Collected data entries:

-- START --

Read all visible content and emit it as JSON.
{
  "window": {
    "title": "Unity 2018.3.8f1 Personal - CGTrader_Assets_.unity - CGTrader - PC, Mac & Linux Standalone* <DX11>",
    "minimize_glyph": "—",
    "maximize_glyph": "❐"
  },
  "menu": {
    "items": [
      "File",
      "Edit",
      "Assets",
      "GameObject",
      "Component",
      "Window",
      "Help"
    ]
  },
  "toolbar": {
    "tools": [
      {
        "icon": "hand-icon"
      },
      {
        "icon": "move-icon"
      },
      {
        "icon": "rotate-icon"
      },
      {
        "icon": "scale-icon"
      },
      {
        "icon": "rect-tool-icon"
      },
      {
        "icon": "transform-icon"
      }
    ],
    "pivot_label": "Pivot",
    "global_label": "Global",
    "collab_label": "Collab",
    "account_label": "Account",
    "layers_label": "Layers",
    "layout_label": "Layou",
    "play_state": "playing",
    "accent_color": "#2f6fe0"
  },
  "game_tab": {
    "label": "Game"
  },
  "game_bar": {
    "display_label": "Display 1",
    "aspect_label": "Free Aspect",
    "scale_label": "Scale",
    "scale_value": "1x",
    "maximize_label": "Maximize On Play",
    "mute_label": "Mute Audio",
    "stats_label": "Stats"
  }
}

-- END --

■ **TASK**
Transcribe every entry exactly.

■ **TASK ANSWER**
Read all visible content and emit it as JSON.
{
  "window": {
    "title": "Unity 2018.3.8f1 Personal - CGTrader_Assets_.unity - CGTrader - PC, Mac & Linux Standalone* <DX11>",
    "minimize_glyph": "—",
    "maximize_glyph": "❐"
  },
  "menu": {
    "items": [
      "File",
      "Edit",
      "Assets",
      "GameObject",
      "Component",
      "Window",
      "Help"
    ]
  },
  "toolbar": {
    "tools": [
      {
        "icon": "hand-icon"
      },
      {
        "icon": "move-icon"
      },
      {
        "icon": "rotate-icon"
      },
      {
        "icon": "scale-icon"
      },
      {
        "icon": "rect-tool-icon"
      },
      {
        "icon": "transform-icon"
      }
    ],
    "pivot_label": "Pivot",
    "global_label": "Global",
    "collab_label": "Collab",
    "account_label": "Account",
    "layers_label": "Layers",
    "layout_label": "Layou",
    "play_state": "playing",
    "accent_color": "#2f6fe0"
  },
  "game_tab": {
    "label": "Game"
  },
  "game_bar": {
    "display_label": "Display 1",
    "aspect_label": "Free Aspect",
    "scale_label": "Scale",
    "scale_value": "1x",
    "maximize_label": "Maximize On Play",
    "mute_label": "Mute Audio",
    "stats_label": "Stats"
  }
}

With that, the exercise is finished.